--- begin ---

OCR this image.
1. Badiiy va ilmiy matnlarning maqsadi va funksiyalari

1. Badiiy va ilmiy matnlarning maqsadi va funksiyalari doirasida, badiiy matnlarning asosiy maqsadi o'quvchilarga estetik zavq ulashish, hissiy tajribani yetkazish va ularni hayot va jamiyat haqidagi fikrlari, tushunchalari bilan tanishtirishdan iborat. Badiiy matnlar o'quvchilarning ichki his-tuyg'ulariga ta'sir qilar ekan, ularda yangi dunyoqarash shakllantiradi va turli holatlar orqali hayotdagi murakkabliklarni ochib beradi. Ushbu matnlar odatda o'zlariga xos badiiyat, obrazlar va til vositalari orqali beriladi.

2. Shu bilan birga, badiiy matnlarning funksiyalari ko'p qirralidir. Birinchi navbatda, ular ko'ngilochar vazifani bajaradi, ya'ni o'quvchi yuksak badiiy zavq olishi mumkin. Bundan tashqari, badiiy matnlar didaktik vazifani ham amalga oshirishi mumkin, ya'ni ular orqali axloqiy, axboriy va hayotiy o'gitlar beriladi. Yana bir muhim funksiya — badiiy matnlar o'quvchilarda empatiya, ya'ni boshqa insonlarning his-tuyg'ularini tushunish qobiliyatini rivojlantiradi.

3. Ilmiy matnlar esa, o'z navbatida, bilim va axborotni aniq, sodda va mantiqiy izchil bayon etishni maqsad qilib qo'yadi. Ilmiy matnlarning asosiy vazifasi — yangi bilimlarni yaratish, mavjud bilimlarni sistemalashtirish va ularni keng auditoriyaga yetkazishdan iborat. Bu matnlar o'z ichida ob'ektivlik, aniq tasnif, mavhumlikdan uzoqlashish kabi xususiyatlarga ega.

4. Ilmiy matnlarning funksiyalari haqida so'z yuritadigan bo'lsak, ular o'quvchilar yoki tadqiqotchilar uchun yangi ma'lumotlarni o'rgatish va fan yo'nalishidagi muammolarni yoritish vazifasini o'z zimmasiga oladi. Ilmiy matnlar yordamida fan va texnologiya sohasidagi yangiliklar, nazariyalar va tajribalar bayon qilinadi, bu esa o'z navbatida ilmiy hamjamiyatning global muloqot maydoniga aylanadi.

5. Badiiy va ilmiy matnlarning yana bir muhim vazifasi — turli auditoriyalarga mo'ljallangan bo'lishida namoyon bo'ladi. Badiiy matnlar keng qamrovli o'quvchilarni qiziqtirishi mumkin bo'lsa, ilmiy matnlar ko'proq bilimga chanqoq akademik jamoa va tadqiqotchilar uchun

--- end ---

## WHAT IS BEING ASKED
All lines above containing the string "ularni" are to be collected.

## OUTPUT OF THE EXERCISE
1. Badiiy va ilmiy matnlarning maqsadi va funksiyalari doirasida, badiiy matnlarning asosiy maqsadi o'quvchilarga estetik zavq ulashish, hissiy tajribani yetkazish va ularni hayot va jamiyat haqidagi fikrlari, tushunchalari bilan tanishtirishdan iborat. Badiiy matnlar o'quvchilarning ichki his-tuyg'ulariga ta'sir qilar ekan, ularda yangi dunyoqarash shakllantiradi va turli holatlar orqali hayotdagi murakkabliklarni ochib beradi. Ushbu matnlar odatda o'zlariga xos badiiyat, obrazlar va til vositalari orqali beriladi.
3. Ilmiy matnlar esa, o'z navbatida, bilim va axborotni aniq, sodda va mantiqiy izchil bayon etishni maqsad qilib qo'yadi. Ilmiy matnlarning asosiy vazifasi — yangi bilimlarni yaratish, mavjud bilimlarni sistemalashtirish va ularni keng auditoriyaga yetkazishdan iborat. Bu matnlar o'z ichida ob'ektivlik, aniq tasnif, mavhumlikdan uzoqlashish kabi xususiyatlarga ega.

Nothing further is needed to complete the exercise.